• _Task material_
Begin

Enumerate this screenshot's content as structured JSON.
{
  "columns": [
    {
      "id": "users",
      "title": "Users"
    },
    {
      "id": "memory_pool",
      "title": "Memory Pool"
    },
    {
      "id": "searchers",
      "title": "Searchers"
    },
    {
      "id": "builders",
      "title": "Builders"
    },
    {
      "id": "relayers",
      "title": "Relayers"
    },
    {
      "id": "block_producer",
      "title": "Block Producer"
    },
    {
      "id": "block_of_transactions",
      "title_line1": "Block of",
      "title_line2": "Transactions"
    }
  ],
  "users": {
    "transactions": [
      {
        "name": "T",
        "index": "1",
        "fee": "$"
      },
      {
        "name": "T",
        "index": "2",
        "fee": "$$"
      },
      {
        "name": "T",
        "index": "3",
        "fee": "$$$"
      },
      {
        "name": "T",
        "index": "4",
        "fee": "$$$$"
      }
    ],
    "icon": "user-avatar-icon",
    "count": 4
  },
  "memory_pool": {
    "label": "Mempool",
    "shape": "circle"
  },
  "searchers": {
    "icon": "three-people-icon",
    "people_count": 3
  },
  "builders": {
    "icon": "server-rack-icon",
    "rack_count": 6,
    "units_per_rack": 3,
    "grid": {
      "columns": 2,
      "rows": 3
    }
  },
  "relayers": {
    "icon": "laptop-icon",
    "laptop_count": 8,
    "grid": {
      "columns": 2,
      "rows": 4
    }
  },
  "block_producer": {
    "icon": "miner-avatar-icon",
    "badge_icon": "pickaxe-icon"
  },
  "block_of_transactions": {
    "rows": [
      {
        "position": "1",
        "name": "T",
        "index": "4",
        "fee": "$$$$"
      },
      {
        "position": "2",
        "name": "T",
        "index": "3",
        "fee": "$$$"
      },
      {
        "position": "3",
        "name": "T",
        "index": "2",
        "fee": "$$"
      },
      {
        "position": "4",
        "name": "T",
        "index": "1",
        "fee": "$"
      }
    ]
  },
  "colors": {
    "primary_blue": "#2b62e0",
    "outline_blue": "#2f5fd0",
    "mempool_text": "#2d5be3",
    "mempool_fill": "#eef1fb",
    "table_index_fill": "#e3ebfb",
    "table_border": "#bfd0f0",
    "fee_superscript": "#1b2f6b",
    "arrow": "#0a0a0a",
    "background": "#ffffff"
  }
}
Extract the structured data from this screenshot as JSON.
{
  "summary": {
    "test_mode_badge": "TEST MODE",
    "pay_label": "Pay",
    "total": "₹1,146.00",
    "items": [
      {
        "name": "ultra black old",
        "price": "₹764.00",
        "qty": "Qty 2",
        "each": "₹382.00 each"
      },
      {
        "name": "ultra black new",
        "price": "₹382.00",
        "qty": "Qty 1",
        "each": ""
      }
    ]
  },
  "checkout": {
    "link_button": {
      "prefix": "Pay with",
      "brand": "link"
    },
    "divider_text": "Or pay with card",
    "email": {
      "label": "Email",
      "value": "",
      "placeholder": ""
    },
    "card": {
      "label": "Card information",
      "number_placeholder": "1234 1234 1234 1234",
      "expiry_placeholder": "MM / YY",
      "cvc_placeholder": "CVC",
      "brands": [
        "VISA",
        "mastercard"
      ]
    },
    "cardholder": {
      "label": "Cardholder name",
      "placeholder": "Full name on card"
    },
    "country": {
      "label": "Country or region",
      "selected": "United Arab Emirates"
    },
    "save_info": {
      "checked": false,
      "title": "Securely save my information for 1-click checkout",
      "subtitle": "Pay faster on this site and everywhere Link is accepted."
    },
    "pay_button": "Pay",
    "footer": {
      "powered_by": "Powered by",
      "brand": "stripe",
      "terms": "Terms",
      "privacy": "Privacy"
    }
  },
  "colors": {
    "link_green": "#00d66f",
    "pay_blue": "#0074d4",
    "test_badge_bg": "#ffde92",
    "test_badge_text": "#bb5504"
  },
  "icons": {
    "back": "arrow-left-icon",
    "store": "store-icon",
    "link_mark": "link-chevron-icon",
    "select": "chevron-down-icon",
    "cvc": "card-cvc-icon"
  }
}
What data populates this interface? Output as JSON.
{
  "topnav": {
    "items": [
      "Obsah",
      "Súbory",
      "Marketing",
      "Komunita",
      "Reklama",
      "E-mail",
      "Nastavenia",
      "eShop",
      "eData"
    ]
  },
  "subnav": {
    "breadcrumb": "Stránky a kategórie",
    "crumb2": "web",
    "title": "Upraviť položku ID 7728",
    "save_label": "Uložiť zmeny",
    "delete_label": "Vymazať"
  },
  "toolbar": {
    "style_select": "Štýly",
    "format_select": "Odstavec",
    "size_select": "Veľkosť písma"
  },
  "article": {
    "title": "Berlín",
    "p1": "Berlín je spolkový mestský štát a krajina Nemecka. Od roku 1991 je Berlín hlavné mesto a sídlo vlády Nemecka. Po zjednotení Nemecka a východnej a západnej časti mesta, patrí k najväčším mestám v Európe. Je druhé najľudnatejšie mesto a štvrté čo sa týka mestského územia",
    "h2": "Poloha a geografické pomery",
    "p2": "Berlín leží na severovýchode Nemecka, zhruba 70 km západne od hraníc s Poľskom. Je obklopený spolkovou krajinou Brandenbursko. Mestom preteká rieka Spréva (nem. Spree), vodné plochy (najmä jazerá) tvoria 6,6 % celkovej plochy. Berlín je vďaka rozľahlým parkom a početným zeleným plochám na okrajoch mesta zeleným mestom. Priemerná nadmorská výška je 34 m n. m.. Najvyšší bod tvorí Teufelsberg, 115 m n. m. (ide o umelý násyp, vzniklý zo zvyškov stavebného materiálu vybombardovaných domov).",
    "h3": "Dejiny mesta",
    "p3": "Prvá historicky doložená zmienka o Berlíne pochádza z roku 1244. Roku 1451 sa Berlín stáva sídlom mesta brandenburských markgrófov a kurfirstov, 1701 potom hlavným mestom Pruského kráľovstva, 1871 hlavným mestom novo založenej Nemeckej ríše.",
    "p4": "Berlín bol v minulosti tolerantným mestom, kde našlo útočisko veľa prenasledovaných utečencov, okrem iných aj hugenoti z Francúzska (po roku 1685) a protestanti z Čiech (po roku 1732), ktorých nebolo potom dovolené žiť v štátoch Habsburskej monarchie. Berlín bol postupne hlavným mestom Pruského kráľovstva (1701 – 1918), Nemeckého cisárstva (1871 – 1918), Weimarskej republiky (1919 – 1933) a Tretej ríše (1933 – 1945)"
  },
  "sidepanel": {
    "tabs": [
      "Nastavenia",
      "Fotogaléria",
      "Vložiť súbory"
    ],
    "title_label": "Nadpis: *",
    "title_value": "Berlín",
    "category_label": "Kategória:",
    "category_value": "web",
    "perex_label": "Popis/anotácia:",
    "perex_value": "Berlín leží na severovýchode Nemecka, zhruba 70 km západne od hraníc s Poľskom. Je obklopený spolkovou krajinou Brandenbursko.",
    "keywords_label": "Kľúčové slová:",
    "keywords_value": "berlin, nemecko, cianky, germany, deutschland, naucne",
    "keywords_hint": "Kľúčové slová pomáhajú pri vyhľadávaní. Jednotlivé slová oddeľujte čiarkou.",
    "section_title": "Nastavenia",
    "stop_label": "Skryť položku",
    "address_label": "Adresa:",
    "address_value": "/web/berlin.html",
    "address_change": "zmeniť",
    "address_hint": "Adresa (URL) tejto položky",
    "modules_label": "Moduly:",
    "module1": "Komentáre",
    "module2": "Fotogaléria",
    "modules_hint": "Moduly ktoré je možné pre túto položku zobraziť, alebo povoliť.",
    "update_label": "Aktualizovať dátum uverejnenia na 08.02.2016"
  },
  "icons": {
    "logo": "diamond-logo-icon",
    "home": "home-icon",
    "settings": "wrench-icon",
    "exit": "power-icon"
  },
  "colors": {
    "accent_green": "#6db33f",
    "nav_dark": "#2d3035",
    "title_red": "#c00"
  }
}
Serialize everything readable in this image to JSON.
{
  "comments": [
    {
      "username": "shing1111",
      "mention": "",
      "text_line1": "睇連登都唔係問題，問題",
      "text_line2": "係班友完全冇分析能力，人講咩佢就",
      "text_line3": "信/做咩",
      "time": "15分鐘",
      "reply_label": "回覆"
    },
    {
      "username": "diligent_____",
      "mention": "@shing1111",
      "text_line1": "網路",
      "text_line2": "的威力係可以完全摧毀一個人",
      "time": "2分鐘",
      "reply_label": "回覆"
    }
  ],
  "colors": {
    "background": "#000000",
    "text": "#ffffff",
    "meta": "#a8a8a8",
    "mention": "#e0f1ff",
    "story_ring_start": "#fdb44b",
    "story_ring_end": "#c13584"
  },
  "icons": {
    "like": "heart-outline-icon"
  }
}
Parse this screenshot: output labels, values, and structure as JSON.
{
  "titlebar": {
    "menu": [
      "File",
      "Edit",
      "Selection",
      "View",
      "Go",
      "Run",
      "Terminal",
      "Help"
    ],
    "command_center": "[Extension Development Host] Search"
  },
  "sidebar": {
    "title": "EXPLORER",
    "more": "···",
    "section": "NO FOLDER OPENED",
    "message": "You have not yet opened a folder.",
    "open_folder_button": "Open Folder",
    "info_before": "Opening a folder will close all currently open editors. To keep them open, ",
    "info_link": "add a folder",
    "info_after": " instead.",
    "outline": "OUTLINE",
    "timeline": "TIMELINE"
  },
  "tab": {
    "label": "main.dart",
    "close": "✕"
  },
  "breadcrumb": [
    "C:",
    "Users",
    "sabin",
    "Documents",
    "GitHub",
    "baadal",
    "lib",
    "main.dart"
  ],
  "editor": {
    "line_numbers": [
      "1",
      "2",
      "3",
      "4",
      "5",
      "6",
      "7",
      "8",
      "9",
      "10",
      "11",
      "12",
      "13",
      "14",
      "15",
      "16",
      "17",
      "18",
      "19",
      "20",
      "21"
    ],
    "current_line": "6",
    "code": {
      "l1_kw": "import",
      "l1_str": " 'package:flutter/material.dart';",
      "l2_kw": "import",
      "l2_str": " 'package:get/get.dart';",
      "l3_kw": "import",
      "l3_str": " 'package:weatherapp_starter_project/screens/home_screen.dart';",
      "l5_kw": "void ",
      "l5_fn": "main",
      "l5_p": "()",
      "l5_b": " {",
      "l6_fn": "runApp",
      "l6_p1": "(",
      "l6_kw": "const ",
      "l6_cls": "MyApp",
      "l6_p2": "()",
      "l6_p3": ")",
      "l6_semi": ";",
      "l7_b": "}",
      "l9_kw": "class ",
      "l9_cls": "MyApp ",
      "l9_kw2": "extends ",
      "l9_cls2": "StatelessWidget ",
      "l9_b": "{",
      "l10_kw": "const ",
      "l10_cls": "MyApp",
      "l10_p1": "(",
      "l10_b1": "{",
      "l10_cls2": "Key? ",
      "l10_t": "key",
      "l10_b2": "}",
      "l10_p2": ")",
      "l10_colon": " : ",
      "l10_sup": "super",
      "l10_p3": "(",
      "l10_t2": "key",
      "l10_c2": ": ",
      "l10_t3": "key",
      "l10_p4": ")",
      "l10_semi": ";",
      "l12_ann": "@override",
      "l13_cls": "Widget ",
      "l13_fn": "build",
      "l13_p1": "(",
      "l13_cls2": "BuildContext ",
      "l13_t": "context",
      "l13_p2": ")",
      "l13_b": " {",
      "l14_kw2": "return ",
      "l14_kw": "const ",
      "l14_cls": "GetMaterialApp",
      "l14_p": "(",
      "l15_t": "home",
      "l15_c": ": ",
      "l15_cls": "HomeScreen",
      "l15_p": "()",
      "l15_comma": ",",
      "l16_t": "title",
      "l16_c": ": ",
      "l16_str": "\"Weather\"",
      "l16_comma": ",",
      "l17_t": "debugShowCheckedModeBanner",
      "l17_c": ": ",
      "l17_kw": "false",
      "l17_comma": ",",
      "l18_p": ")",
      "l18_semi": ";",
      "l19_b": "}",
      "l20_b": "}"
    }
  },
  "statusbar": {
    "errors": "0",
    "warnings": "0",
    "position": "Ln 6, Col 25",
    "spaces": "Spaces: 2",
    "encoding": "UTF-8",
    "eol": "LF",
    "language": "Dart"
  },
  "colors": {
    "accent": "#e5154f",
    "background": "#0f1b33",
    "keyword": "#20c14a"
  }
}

End

• _What is asked_
Which lines include "Pruského"? Copy each of them out.

• _Written response_
    "p3": "Prvá historicky doložená zmienka o Berlíne pochádza z roku 1244. Roku 1451 sa Berlín stáva sídlom mesta brandenburských markgrófov a kurfirstov, 1701 potom hlavným mestom Pruského kráľovstva, 1871 hlavným mestom novo založenej Nemeckej ríše.",
    "p4": "Berlín bol v minulosti tolerantným mestom, kde našlo útočisko veľa prenasledovaných utečencov, okrem iných aj hugenoti z Francúzska (po roku 1685) a protestanti z Čiech (po roku 1732), ktorých nebolo potom dovolené žiť v štátoch Habsburskej monarchie. Berlín bol postupne hlavným mestom Pruského kráľovstva (1701 – 1918), Nemeckého cisárstva (1871 – 1918), Weimarskej republiky (1919 – 1933) a Tretej ríše (1933 – 1945)"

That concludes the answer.